WHAT YOU SHOULD DO:
Using the listing below, report all lines holding the word "name".

* START DATA *

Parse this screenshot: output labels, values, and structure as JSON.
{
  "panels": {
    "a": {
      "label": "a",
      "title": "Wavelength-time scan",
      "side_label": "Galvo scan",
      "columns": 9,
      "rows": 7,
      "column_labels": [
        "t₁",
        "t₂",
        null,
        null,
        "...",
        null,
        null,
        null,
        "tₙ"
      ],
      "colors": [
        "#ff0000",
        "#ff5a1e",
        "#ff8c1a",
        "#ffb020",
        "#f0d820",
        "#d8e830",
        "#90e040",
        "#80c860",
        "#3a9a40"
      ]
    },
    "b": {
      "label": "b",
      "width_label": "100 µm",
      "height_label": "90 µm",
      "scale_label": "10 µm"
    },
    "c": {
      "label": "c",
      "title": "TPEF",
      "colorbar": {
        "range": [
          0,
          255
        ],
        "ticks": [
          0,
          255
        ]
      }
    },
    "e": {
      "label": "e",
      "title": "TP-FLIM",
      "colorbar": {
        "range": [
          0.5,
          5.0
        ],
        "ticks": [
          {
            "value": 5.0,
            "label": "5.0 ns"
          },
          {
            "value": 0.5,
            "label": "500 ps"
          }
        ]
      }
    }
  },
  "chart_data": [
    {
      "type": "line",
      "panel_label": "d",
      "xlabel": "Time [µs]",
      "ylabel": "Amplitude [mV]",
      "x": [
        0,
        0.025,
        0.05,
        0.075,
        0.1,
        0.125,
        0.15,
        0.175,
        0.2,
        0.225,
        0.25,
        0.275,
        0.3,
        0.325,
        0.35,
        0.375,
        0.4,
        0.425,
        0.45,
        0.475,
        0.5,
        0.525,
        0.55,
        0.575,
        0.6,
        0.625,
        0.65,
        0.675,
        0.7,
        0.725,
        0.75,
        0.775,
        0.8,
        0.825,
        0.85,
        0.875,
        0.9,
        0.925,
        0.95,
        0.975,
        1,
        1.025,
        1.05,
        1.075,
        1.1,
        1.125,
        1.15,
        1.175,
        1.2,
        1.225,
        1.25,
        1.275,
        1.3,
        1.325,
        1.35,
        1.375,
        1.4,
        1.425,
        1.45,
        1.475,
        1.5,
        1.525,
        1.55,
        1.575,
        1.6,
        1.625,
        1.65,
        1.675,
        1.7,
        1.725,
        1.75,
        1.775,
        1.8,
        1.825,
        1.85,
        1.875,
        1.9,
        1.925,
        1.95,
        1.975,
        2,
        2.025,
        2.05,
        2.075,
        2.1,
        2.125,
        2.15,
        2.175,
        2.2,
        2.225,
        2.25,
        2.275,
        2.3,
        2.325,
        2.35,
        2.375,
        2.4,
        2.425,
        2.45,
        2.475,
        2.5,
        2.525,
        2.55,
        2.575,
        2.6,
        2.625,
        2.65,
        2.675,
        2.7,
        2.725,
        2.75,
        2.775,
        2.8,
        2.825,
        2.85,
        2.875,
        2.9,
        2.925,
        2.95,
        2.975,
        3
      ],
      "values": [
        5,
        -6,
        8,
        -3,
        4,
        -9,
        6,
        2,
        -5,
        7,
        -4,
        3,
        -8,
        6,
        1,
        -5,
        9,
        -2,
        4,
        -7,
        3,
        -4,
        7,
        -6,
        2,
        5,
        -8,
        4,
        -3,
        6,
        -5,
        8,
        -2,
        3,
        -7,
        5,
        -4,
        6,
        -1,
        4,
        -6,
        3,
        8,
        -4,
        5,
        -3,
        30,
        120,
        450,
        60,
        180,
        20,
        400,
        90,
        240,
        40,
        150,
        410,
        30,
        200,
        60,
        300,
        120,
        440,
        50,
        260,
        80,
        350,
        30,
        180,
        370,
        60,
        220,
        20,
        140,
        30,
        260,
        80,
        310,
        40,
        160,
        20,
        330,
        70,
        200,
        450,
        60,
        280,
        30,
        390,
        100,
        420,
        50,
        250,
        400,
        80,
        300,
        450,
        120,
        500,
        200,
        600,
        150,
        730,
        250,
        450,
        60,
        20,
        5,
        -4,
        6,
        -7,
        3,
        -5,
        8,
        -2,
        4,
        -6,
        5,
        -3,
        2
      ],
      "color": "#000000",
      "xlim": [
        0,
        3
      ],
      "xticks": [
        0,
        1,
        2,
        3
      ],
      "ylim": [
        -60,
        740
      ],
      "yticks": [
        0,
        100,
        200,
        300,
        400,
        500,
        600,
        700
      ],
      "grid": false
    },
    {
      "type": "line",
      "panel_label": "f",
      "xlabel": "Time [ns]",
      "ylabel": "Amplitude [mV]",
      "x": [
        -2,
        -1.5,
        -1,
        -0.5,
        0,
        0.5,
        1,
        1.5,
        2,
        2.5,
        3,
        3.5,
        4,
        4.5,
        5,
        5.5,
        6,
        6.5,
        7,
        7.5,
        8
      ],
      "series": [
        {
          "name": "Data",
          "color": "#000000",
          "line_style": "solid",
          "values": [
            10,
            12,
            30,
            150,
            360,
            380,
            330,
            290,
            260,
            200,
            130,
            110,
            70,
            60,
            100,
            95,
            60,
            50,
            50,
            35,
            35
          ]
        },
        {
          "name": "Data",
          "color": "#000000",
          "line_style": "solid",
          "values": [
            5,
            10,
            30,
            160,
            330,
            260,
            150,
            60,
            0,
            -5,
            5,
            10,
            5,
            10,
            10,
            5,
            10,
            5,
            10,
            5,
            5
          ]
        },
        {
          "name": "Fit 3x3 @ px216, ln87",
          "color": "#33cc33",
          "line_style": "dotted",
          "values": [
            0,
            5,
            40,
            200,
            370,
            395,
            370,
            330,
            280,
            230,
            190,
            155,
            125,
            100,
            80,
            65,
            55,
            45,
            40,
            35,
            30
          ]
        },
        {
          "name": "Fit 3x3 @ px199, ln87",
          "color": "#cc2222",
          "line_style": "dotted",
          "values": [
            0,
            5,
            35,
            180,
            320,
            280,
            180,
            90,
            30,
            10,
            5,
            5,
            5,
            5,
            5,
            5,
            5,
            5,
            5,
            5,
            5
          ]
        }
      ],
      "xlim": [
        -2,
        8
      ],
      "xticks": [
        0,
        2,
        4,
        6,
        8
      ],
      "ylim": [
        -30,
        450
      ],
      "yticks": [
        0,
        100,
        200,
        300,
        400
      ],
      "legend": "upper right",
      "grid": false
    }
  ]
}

* END DATA *

WRITTEN ANSWER:
          "name": "Data",
          "name": "Data",
          "name": "Fit 3x3 @ px216, ln87",
          "name": "Fit 3x3 @ px199, ln87",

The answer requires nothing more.